• **TASK GOAL**
A verbatim copy of the records is required, with all pictures left out.
··· SOURCE MATERIAL ···
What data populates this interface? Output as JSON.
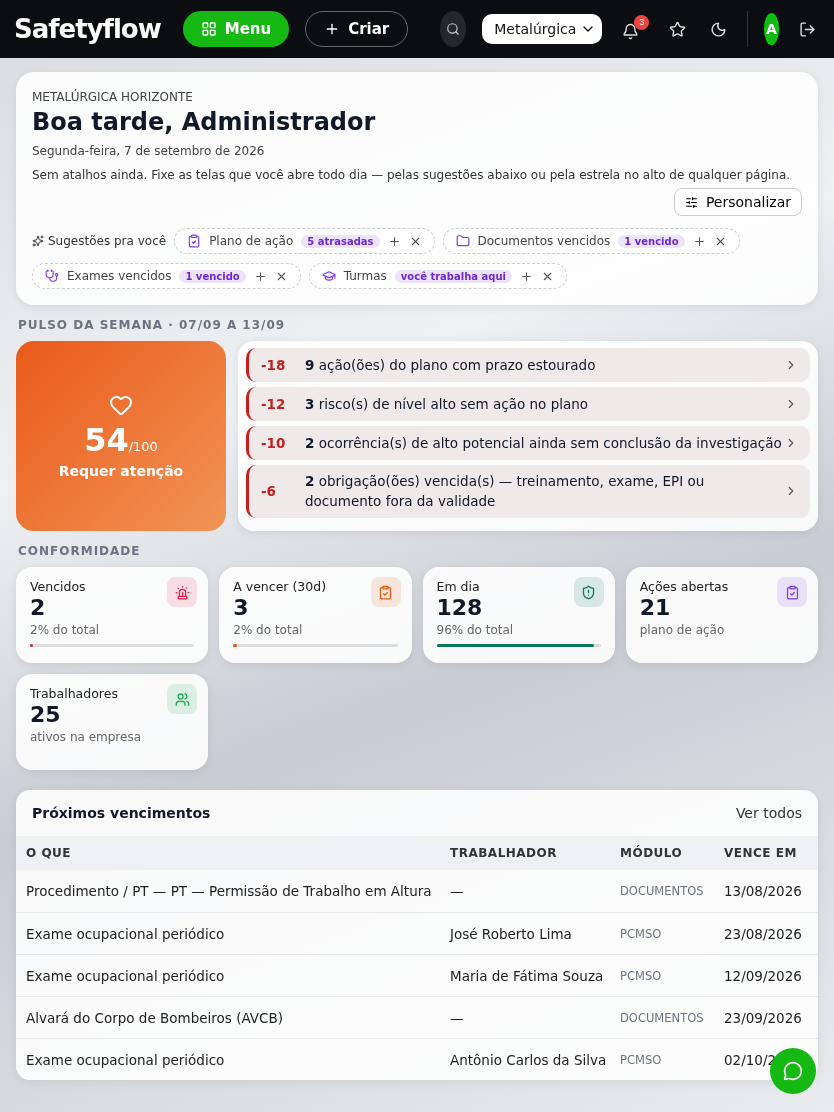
{
  "header": {
    "logo": "Safetyflow",
    "menu_button": "Menu",
    "create_button": "Criar",
    "company_select": "Metalúrgica",
    "notifications_badge": "3",
    "avatar": "A"
  },
  "welcome": {
    "company": "METALÚRGICA HORIZONTE",
    "greeting": "Boa tarde, Administrador",
    "date": "Segunda-feira, 7 de setembro de 2026",
    "hint": "Sem atalhos ainda. Fixe as telas que você abre todo dia — pelas sugestões abaixo ou pela estrela no alto de qualquer página.",
    "customize_button": "Personalizar",
    "suggestions_label": "Sugestões pra você",
    "suggestions": [
      {
        "kind": "clipboard",
        "label": "Plano de ação",
        "badge": "5 atrasadas"
      },
      {
        "kind": "folder",
        "label": "Documentos vencidos",
        "badge": "1 vencido"
      },
      {
        "kind": "stethoscope",
        "label": "Exames vencidos",
        "badge": "1 vencido"
      },
      {
        "kind": "graduation",
        "label": "Turmas",
        "badge": "você trabalha aqui"
      }
    ]
  },
  "pulse": {
    "title": "PULSO DA SEMANA · 07/09 A 13/09",
    "score": "54",
    "score_max": "/100",
    "status": "Requer atenção",
    "issues": [
      {
        "points": "-18",
        "text": "**9** ação(ões) do plano com prazo estourado"
      },
      {
        "points": "-12",
        "text": "**3** risco(s) de nível alto sem ação no plano"
      },
      {
        "points": "-10",
        "text": "**2** ocorrência(s) de alto potencial ainda sem conclusão da investigação"
      },
      {
        "points": "-6",
        "text": "**2** obrigação(ões) vencida(s) — treinamento, exame, EPI ou documento fora da validade"
      }
    ]
  },
  "compliance": {
    "title": "CONFORMIDADE",
    "cards": [
      {
        "kind": "siren",
        "color": "#e11d48",
        "label": "Vencidos",
        "value": "2",
        "note": "2% do total",
        "level": 0.02
      },
      {
        "kind": "clipboard",
        "color": "#ea580c",
        "label": "A vencer (30d)",
        "value": "3",
        "note": "2% do total",
        "level": 0.02
      },
      {
        "kind": "shield",
        "color": "#047857",
        "label": "Em dia",
        "value": "128",
        "note": "96% do total",
        "level": 0.96
      },
      {
        "kind": "clipboard",
        "color": "#7c3aed",
        "label": "Ações abertas",
        "value": "21",
        "note": "plano de ação"
      },
      {
        "kind": "users",
        "color": "#16a34a",
        "label": "Trabalhadores",
        "value": "25",
        "note": "ativos na empresa"
      }
    ]
  },
  "upcoming": {
    "title": "Próximos vencimentos",
    "view_all": "Ver todos",
    "columns": [
      "O QUE",
      "TRABALHADOR",
      "MÓDULO",
      "VENCE EM"
    ],
    "rows": [
      [
        "Procedimento / PT — PT — Permissão de Trabalho em Altura",
        "—",
        "DOCUMENTOS",
        "13/08/2026"
      ],
      [
        "Exame ocupacional periódico",
        "José Roberto Lima",
        "PCMSO",
        "23/08/2026"
      ],
      [
        "Exame ocupacional periódico",
        "Maria de Fátima Souza",
        "PCMSO",
        "12/09/2026"
      ],
      [
        "Alvará do Corpo de Bombeiros (AVCB)",
        "—",
        "DOCUMENTOS",
        "23/09/2026"
      ],
      [
        "Exame ocupacional periódico",
        "Antônio Carlos da Silva",
        "PCMSO",
        "02/10/2"
      ]
    ]
  }
}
···
• **SOLVED PROBLEM**
What data populates this interface? Output as JSON.
{
  "header": {
    "logo": "Safetyflow",
    "menu_button": "Menu",
    "create_button": "Criar",
    "company_select": "Metalúrgica",
    "notifications_badge": "3",
    "avatar": "A"
  },
  "welcome": {
    "company": "METALÚRGICA HORIZONTE",
    "greeting": "Boa tarde, Administrador",
    "date": "Segunda-feira, 7 de setembro de 2026",
    "hint": "Sem atalhos ainda. Fixe as telas que você abre todo dia — pelas sugestões abaixo ou pela estrela no alto de qualquer página.",
    "customize_button": "Personalizar",
    "suggestions_label": "Sugestões pra você",
    "suggestions": [
      {
        "kind": "clipboard",
        "label": "Plano de ação",
        "badge": "5 atrasadas"
      },
      {
        "kind": "folder",
        "label": "Documentos vencidos",
        "badge": "1 vencido"
      },
      {
        "kind": "stethoscope",
        "label": "Exames vencidos",
        "badge": "1 vencido"
      },
      {
        "kind": "graduation",
        "label": "Turmas",
        "badge": "você trabalha aqui"
      }
    ]
  },
  "pulse": {
    "title": "PULSO DA SEMANA · 07/09 A 13/09",
    "score": "54",
    "score_max": "/100",
    "status": "Requer atenção",
    "issues": [
      {
        "points": "-18",
        "text": "**9** ação(ões) do plano com prazo estourado"
      },
      {
        "points": "-12",
        "text": "**3** risco(s) de nível alto sem ação no plano"
      },
      {
        "points": "-10",
        "text": "**2** ocorrência(s) de alto potencial ainda sem conclusão da investigação"
      },
      {
        "points": "-6",
        "text": "**2** obrigação(ões) vencida(s) — treinamento, exame, EPI ou documento fora da validade"
      }
    ]
  },
  "compliance": {
    "title": "CONFORMIDADE",
    "cards": [
      {
        "kind": "siren",
        "color": "#e11d48",
        "label": "Vencidos",
        "value": "2",
        "note": "2% do total",
        "level": 0.02
      },
      {
        "kind": "clipboard",
        "color": "#ea580c",
        "label": "A vencer (30d)",
        "value": "3",
        "note": "2% do total",
        "level": 0.02
      },
      {
        "kind": "shield",
        "color": "#047857",
        "label": "Em dia",
        "value": "128",
        "note": "96% do total",
        "level": 0.96
      },
      {
        "kind": "clipboard",
        "color": "#7c3aed",
        "label": "Ações abertas",
        "value": "21",
        "note": "plano de ação"
      },
      {
        "kind": "users",
        "color": "#16a34a",
        "label": "Trabalhadores",
        "value": "25",
        "note": "ativos na empresa"
      }
    ]
  },
  "upcoming": {
    "title": "Próximos vencimentos",
    "view_all": "Ver todos",
    "columns": [
      "O QUE",
      "TRABALHADOR",
      "MÓDULO",
      "VENCE EM"
    ],
    "rows": [
      [
        "Procedimento / PT — PT — Permissão de Trabalho em Altura",
        "—",
        "DOCUMENTOS",
        "13/08/2026"
      ],
      [
        "Exame ocupacional periódico",
        "José Roberto Lima",
        "PCMSO",
        "23/08/2026"
      ],
      [
        "Exame ocupacional periódico",
        "Maria de Fátima Souza",
        "PCMSO",
        "12/09/2026"
      ],
      [
        "Alvará do Corpo de Bombeiros (AVCB)",
        "—",
        "DOCUMENTOS",
        "23/09/2026"
      ],
      [
        "Exame ocupacional periódico",
        "Antônio Carlos da Silva",
        "PCMSO",
        "02/10/2"
      ]
    ]
  }
}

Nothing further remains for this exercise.